▶ GIVEN TASK
Count the lines of the data below that contain the string "combiner", and give only the number.

▶ Data records

╭──

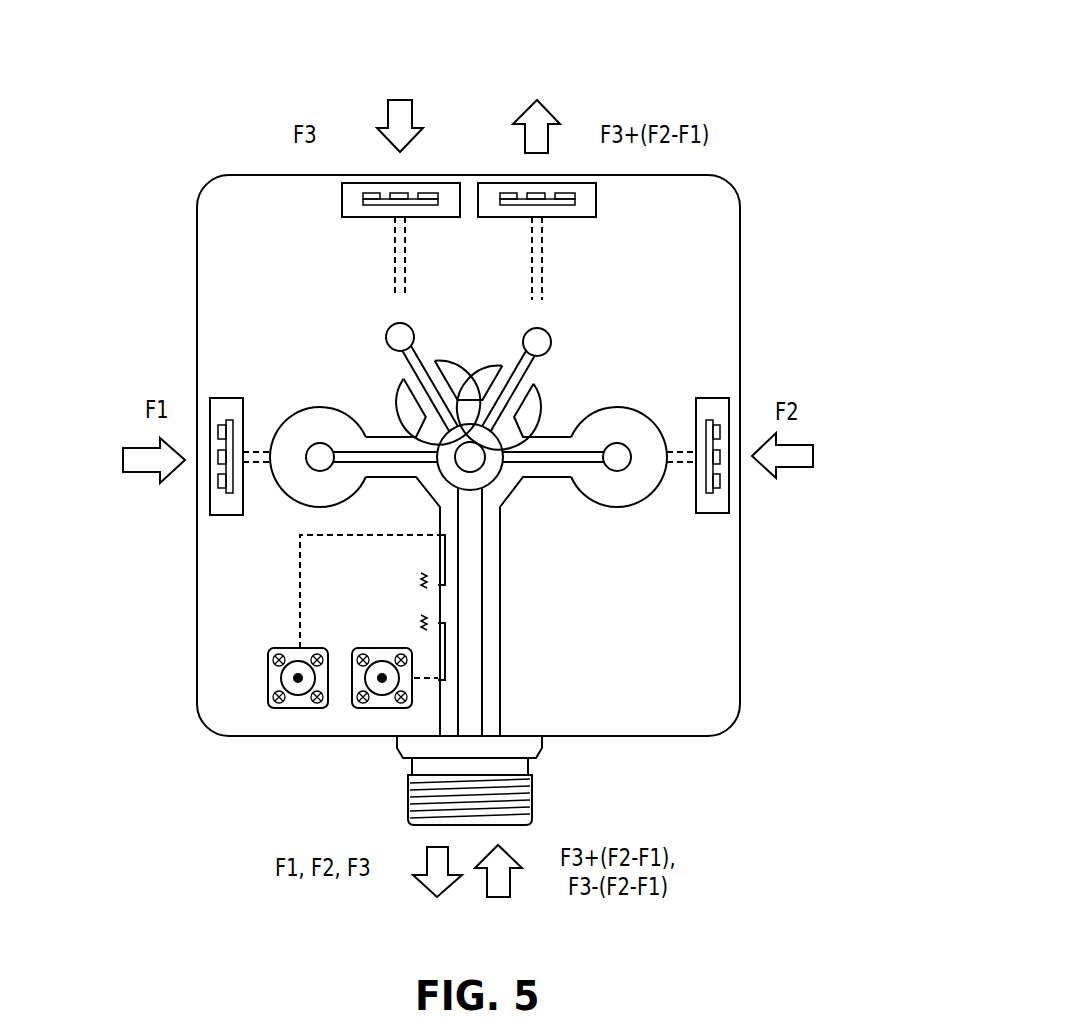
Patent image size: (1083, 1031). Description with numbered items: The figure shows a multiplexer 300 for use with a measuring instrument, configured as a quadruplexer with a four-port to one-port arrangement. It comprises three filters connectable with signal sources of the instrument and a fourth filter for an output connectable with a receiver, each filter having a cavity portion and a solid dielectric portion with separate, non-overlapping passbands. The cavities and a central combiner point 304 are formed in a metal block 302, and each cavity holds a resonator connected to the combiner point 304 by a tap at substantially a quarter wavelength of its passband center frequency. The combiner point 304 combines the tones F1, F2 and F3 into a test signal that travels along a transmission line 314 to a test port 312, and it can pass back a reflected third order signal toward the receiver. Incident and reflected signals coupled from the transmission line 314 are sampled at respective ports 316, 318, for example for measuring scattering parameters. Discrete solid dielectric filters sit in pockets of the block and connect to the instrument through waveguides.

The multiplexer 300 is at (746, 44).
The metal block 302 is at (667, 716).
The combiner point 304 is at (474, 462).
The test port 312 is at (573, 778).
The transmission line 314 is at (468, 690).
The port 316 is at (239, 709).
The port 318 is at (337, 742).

╰──

▶ CORRECT ANSWER
2